# [Prompt]
Where a line contains the word "优化财政政策", copy that line in full.

◇ ◇ ◇ ◇ ◇

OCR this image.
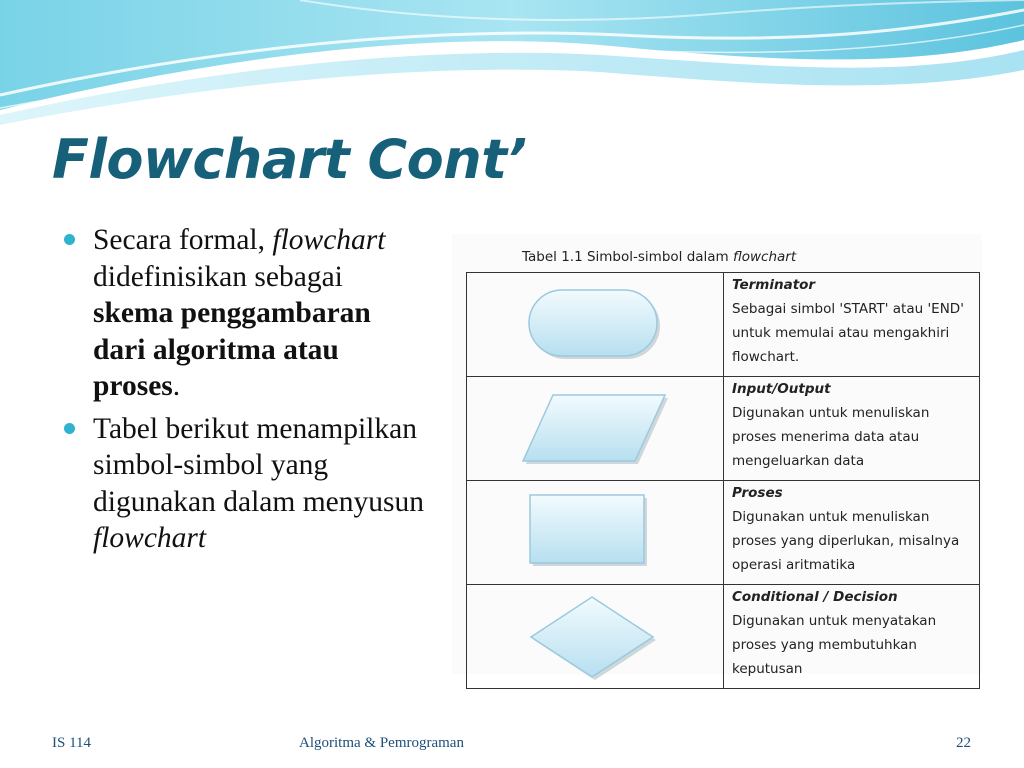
Flowchart Cont’
Secara formal, flowchart didefinisikan sebagai skema penggambaran dari algoritma atau proses.
Tabel berikut menampilkan simbol-simbol yang digunakan dalam menyusun flowchart
Tabel 1.1 Simbol-simbol dalam flowchart

Terminator
Sebagai simbol 'START' atau 'END' untuk memulai atau mengakhiri flowchart.

Input/Output
Digunakan untuk menuliskan proses menerima data atau mengeluarkan data

Proses
Digunakan untuk menuliskan proses yang diperlukan, misalnya operasi aritmatika

Conditional / Decision
Digunakan untuk menyatakan proses yang membutuhkan keputusan
IS 114	Algoritma & Pemrograman	22
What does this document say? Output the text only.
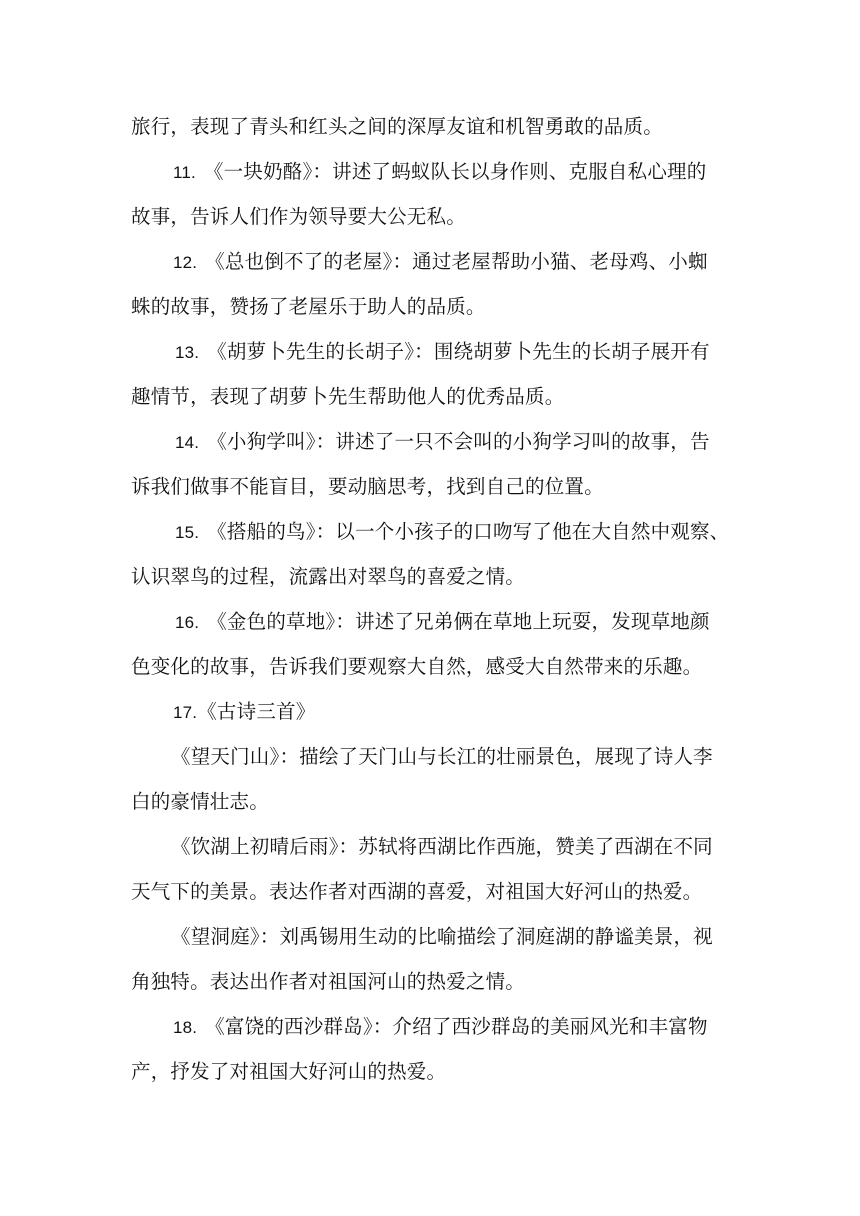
旅行，表现了青头和红头之间的深厚友谊和机智勇敢的品质。
11. 《一块奶酪》：讲述了蚂蚁队长以身作则、克服自私心理的
故事，告诉人们作为领导要大公无私。
12. 《总也倒不了的老屋》：通过老屋帮助小猫、老母鸡、小蜘
蛛的故事，赞扬了老屋乐于助人的品质。
13. 《胡萝卜先生的长胡子》：围绕胡萝卜先生的长胡子展开有
趣情节，表现了胡萝卜先生帮助他人的优秀品质。
14. 《小狗学叫》：讲述了一只不会叫的小狗学习叫的故事，告
诉我们做事不能盲目，要动脑思考，找到自己的位置。
15. 《搭船的鸟》：以一个小孩子的口吻写了他在大自然中观察、
认识翠鸟的过程，流露出对翠鸟的喜爱之情。
16. 《金色的草地》：讲述了兄弟俩在草地上玩耍，发现草地颜
色变化的故事，告诉我们要观察大自然，感受大自然带来的乐趣。
17.《古诗三首》
《望天门山》：描绘了天门山与长江的壮丽景色，展现了诗人李
白的豪情壮志。
《饮湖上初晴后雨》：苏轼将西湖比作西施，赞美了西湖在不同
天气下的美景。表达作者对西湖的喜爱，对祖国大好河山的热爱。
《望洞庭》：刘禹锡用生动的比喻描绘了洞庭湖的静谧美景，视
角独特。表达出作者对祖国河山的热爱之情。
18. 《富饶的西沙群岛》：介绍了西沙群岛的美丽风光和丰富物
产，抒发了对祖国大好河山的热爱。
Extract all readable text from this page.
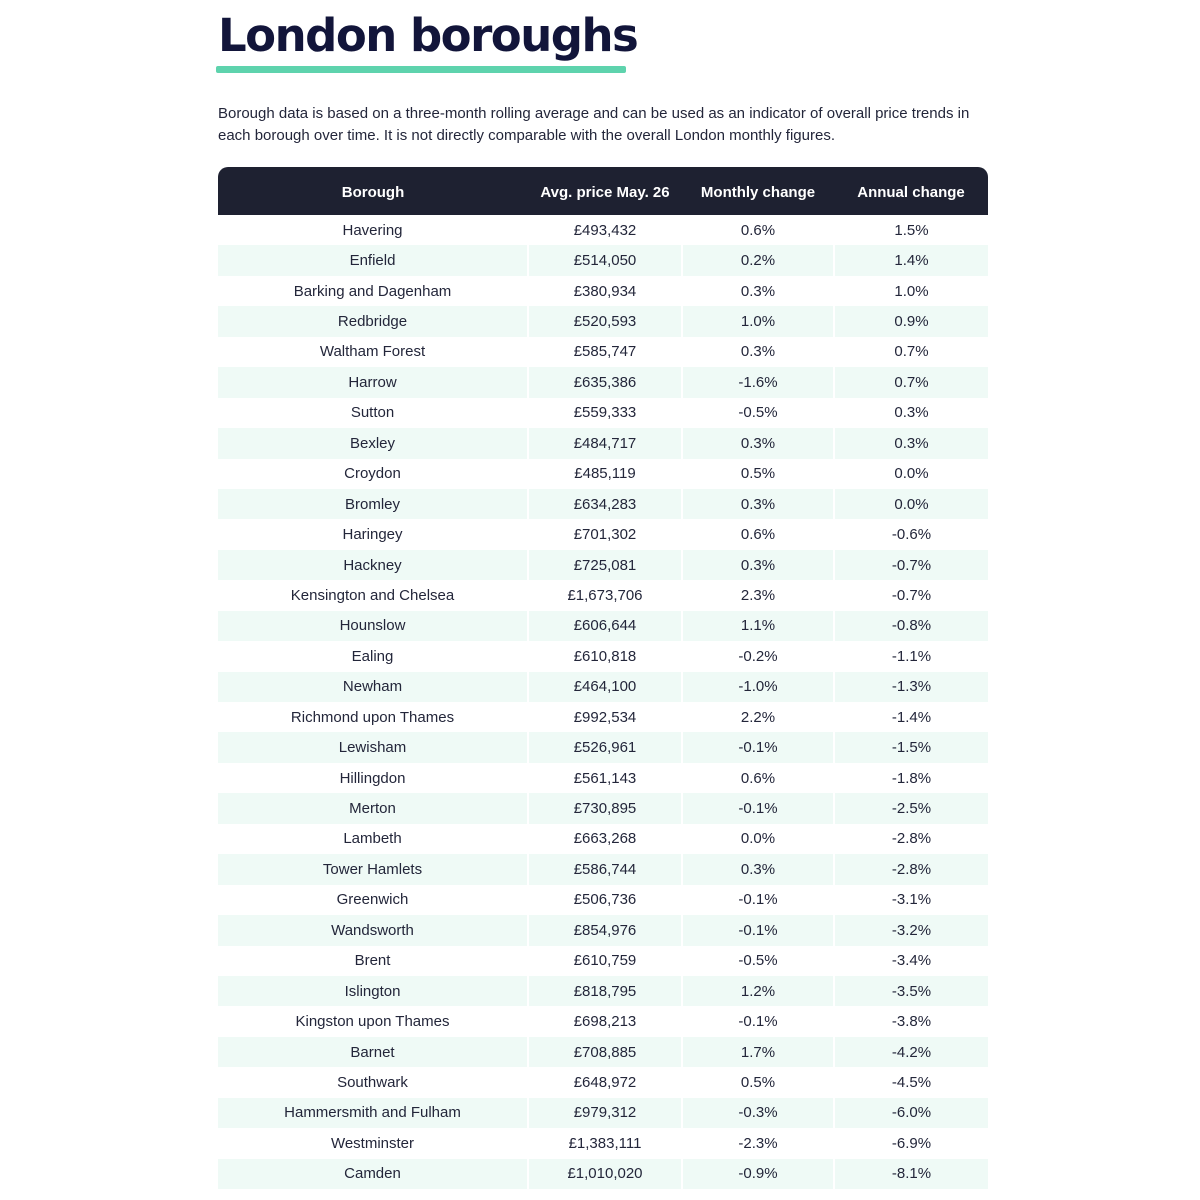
London boroughs

Borough data is based on a three-month rolling average and can be used as an indicator of overall price trends in each borough over time. It is not directly comparable with the overall London monthly figures.

Borough	Avg. price May. 26	Monthly change	Annual change
Havering	£493,432	0.6%	1.5%
Enfield	£514,050	0.2%	1.4%
Barking and Dagenham	£380,934	0.3%	1.0%
Redbridge	£520,593	1.0%	0.9%
Waltham Forest	£585,747	0.3%	0.7%
Harrow	£635,386	-1.6%	0.7%
Sutton	£559,333	-0.5%	0.3%
Bexley	£484,717	0.3%	0.3%
Croydon	£485,119	0.5%	0.0%
Bromley	£634,283	0.3%	0.0%
Haringey	£701,302	0.6%	-0.6%
Hackney	£725,081	0.3%	-0.7%
Kensington and Chelsea	£1,673,706	2.3%	-0.7%
Hounslow	£606,644	1.1%	-0.8%
Ealing	£610,818	-0.2%	-1.1%
Newham	£464,100	-1.0%	-1.3%
Richmond upon Thames	£992,534	2.2%	-1.4%
Lewisham	£526,961	-0.1%	-1.5%
Hillingdon	£561,143	0.6%	-1.8%
Merton	£730,895	-0.1%	-2.5%
Lambeth	£663,268	0.0%	-2.8%
Tower Hamlets	£586,744	0.3%	-2.8%
Greenwich	£506,736	-0.1%	-3.1%
Wandsworth	£854,976	-0.1%	-3.2%
Brent	£610,759	-0.5%	-3.4%
Islington	£818,795	1.2%	-3.5%
Kingston upon Thames	£698,213	-0.1%	-3.8%
Barnet	£708,885	1.7%	-4.2%
Southwark	£648,972	0.5%	-4.5%
Hammersmith and Fulham	£979,312	-0.3%	-6.0%
Westminster	£1,383,111	-2.3%	-6.9%
Camden	£1,010,020	-0.9%	-8.1%
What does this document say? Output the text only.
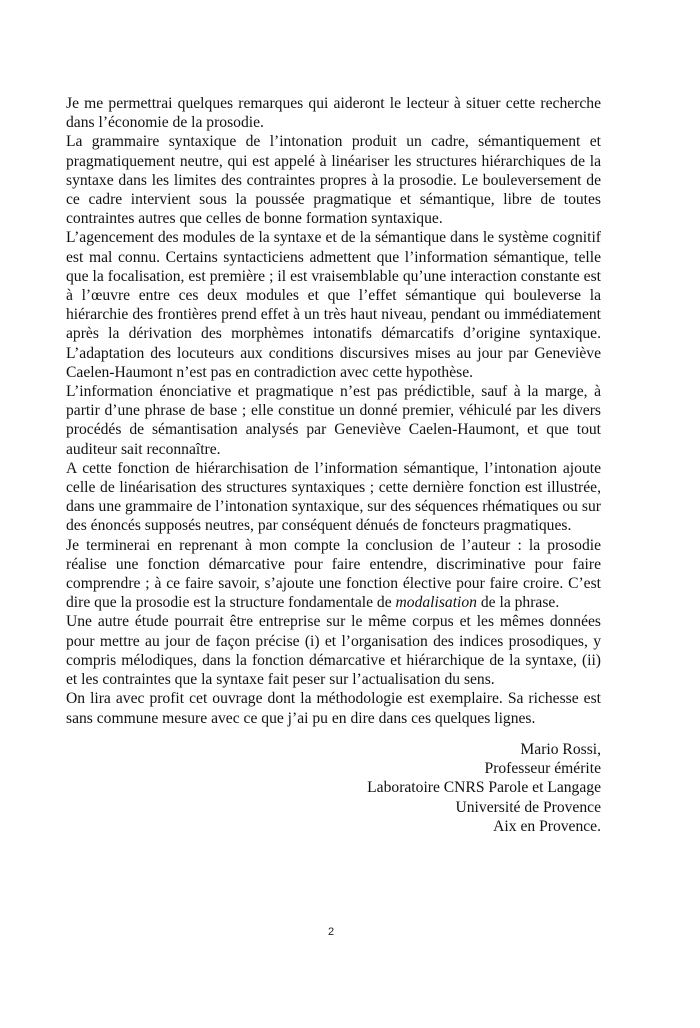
Je me permettrai quelques remarques qui aideront le lecteur à situer cette recherche dans l’économie de la prosodie.

La grammaire syntaxique de l’intonation produit un cadre, sémantiquement et pragmatiquement neutre, qui est appelé à linéariser les structures hiérarchiques de la syntaxe dans les limites des contraintes propres à la prosodie. Le bouleversement de ce cadre intervient sous la poussée pragmatique et sémantique, libre de toutes contraintes autres que celles de bonne formation syntaxique.

L’agencement des modules de la syntaxe et de la sémantique dans le système cognitif est mal connu. Certains syntacticiens admettent que l’information sémantique, telle que la focalisation, est première ; il est vraisemblable qu’une interaction constante est à l’œuvre entre ces deux modules et que l’effet sémantique qui bouleverse la hiérarchie des frontières prend effet à un très haut niveau, pendant ou immédiatement après la dérivation des morphèmes intonatifs démarcatifs d’origine syntaxique. L’adaptation des locuteurs aux conditions discursives mises au jour par Geneviève Caelen-Haumont n’est pas en contradiction avec cette hypothèse.

L’information énonciative et pragmatique n’est pas prédictible, sauf à la marge, à partir d’une phrase de base ; elle constitue un donné premier, véhiculé par les divers procédés de sémantisation analysés par Geneviève Caelen-Haumont, et que tout auditeur sait reconnaître.

A cette fonction de hiérarchisation de l’information sémantique, l’intonation ajoute celle de linéarisation des structures syntaxiques ; cette dernière fonction est illustrée, dans une grammaire de l’intonation syntaxique, sur des séquences rhématiques ou sur des énoncés supposés neutres, par conséquent dénués de foncteurs pragmatiques.

Je terminerai en reprenant à mon compte la conclusion de l’auteur : la prosodie réalise une fonction démarcative pour faire entendre, discriminative pour faire comprendre ; à ce faire savoir, s’ajoute une fonction élective pour faire croire. C’est dire que la prosodie est la structure fondamentale de modalisation de la phrase.

Une autre étude pourrait être entreprise sur le même corpus et les mêmes données pour mettre au jour de façon précise (i) et l’organisation des indices prosodiques, y compris mélodiques, dans la fonction démarcative et hiérarchique de la syntaxe, (ii) et les contraintes que la syntaxe fait peser sur l’actualisation du sens.

On lira avec profit cet ouvrage dont la méthodologie est exemplaire. Sa richesse est sans commune mesure avec ce que j’ai pu en dire dans ces quelques lignes.

Mario Rossi,
Professeur émérite
Laboratoire CNRS Parole et Langage
Université de Provence
Aix en Provence.
2
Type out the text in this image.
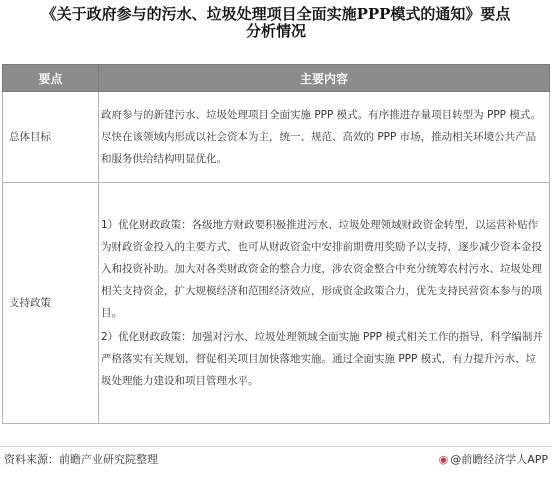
《关于政府参与的污水、垃圾处理项目全面实施PPP模式的通知》要点
分析情况
要点	主要内容
总体目标	政府参与的新建污水、垃圾处理项目全面实施 PPP 模式。有序推进存量项目转型为 PPP 模式。尽快在该领域内形成以社会资本为主，统一、规范、高效的 PPP 市场，推动相关环境公共产品和服务供给结构明显优化。

支持政策	1）优化财政政策：各级地方财政要积极推进污水、垃圾处理领域财政资金转型，以运营补贴作为财政资金投入的主要方式，也可从财政资金中安排前期费用奖励予以支持，逐步减少资本金投入和投资补助。加大对各类财政资金的整合力度，涉农资金整合中充分统筹农村污水、垃圾处理相关支持资金，扩大规模经济和范围经济效应，形成资金政策合力，优先支持民营资本参与的项目。

2）优化财政政策：加强对污水、垃圾处理领域全面实施 PPP 模式相关工作的指导，科学编制并严格落实有关规划，督促相关项目加快落地实施。通过全面实施 PPP 模式，有力提升污水、垃圾处理能力建设和项目管理水平。

资料来源：前瞻产业研究院整理	◉ @前瞻经济学人APP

◇ ◇ ◇ ◇ ◇

# [Result of this task]
支持政策	1）优化财政政策：各级地方财政要积极推进污水、垃圾处理领域财政资金转型，以运营补贴作为财政资金投入的主要方式，也可从财政资金中安排前期费用奖励予以支持，逐步减少资本金投入和投资补助。加大对各类财政资金的整合力度，涉农资金整合中充分统筹农村污水、垃圾处理相关支持资金，扩大规模经济和范围经济效应，形成资金政策合力，优先支持民营资本参与的项目。
2）优化财政政策：加强对污水、垃圾处理领域全面实施 PPP 模式相关工作的指导，科学编制并严格落实有关规划，督促相关项目加快落地实施。通过全面实施 PPP 模式，有力提升污水、垃圾处理能力建设和项目管理水平。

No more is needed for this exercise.